▶ **PROBLEM DESCRIPTION**:
Please pull out every line that includes the string "общего".

▶ **GIVEN RECORDS**:
----------
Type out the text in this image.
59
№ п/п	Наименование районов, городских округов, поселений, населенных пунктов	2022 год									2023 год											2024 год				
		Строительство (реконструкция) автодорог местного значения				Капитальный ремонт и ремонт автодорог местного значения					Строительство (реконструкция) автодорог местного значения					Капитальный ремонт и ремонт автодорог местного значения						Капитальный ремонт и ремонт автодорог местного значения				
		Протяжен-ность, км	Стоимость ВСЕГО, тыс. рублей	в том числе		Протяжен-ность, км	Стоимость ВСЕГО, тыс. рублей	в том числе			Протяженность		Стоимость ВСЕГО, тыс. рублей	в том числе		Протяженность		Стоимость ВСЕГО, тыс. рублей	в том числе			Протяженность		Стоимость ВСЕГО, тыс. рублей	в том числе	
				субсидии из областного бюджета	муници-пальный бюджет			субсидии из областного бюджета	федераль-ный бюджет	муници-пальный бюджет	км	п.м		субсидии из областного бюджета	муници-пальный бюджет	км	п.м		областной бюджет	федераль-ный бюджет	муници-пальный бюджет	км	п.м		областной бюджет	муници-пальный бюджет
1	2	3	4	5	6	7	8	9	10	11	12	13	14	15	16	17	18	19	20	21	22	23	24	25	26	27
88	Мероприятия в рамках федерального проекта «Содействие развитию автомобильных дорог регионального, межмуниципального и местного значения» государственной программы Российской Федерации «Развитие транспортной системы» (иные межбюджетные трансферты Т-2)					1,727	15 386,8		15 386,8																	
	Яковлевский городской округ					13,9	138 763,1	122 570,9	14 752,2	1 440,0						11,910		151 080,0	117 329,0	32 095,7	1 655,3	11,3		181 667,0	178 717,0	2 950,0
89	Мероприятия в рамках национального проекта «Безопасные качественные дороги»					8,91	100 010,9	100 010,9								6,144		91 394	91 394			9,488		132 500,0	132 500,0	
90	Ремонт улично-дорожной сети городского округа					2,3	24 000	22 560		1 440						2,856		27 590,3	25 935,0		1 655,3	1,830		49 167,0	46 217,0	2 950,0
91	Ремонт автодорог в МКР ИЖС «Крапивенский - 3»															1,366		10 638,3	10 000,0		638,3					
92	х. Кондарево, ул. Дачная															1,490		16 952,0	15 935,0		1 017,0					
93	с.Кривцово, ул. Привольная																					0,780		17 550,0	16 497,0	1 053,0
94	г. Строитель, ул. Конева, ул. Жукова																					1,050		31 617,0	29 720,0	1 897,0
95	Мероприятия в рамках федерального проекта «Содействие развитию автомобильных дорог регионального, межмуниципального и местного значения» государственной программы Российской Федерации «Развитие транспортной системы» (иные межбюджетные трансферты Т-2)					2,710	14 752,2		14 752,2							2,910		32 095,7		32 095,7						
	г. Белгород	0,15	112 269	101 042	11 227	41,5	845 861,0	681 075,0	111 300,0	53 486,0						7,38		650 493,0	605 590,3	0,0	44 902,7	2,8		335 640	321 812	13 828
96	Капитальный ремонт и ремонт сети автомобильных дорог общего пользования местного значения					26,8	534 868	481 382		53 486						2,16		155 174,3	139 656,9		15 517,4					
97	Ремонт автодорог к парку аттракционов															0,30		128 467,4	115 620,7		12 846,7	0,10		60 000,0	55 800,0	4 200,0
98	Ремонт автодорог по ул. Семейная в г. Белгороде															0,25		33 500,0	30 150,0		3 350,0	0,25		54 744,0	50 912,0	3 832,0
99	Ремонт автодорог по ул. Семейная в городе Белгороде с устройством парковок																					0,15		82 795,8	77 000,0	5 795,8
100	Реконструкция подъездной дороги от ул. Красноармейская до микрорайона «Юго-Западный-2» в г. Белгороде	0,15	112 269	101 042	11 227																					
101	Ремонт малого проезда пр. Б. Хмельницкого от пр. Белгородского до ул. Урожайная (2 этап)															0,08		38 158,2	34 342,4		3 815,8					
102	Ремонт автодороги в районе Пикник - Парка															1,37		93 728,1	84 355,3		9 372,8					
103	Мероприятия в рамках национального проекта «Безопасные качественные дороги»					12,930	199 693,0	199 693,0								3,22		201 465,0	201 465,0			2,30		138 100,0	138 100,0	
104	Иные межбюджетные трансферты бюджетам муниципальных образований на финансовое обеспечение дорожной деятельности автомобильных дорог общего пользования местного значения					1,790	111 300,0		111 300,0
----------
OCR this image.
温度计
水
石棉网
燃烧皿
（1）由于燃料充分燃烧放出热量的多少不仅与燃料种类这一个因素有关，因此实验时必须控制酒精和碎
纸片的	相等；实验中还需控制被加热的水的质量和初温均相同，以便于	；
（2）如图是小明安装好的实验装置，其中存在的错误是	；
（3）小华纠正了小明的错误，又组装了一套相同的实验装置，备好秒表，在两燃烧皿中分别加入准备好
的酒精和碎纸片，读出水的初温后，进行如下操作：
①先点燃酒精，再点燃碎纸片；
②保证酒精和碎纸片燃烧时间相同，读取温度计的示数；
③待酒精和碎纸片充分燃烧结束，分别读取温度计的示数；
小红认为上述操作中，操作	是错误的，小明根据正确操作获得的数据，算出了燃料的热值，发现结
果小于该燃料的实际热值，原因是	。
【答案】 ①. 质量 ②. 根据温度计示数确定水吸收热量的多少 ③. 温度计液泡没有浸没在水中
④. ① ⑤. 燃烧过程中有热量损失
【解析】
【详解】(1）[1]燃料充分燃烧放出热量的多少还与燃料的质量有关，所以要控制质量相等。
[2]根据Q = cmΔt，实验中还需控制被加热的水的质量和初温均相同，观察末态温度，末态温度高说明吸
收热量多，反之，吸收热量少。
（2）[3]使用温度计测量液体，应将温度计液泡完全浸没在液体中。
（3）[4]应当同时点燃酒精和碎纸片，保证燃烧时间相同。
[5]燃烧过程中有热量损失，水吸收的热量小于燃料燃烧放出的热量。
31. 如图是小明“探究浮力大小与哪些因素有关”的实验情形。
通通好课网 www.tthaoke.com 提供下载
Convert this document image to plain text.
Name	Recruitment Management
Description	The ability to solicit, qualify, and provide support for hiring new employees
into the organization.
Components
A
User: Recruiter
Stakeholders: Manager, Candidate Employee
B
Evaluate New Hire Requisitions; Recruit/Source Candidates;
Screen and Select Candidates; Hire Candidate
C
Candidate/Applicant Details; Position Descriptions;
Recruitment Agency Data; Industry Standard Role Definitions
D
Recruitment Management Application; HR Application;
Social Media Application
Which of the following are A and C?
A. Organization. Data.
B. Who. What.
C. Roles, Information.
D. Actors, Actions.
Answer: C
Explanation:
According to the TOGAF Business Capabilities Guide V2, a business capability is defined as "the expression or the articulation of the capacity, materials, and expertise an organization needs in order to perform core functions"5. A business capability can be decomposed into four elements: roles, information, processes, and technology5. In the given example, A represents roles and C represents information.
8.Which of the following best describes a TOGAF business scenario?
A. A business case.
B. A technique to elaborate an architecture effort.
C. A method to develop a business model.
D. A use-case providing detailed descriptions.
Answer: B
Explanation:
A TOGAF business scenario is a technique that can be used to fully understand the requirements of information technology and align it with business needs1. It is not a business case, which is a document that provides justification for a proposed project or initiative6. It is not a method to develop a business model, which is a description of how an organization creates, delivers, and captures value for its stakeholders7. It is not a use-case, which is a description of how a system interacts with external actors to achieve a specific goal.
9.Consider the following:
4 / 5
----------
▶ **TASK OUTPUT**:
96	Капитальный ремонт и ремонт сети автомобильных дорог общего пользования местного значения					26,8	534 868	481 382		53 486						2,16		155 174,3	139 656,9		15 517,4					
104	Иные межбюджетные трансферты бюджетам муниципальных образований на финансовое обеспечение дорожной деятельности автомобильных дорог общего пользования местного значения					1,790	111 300,0		111 300,0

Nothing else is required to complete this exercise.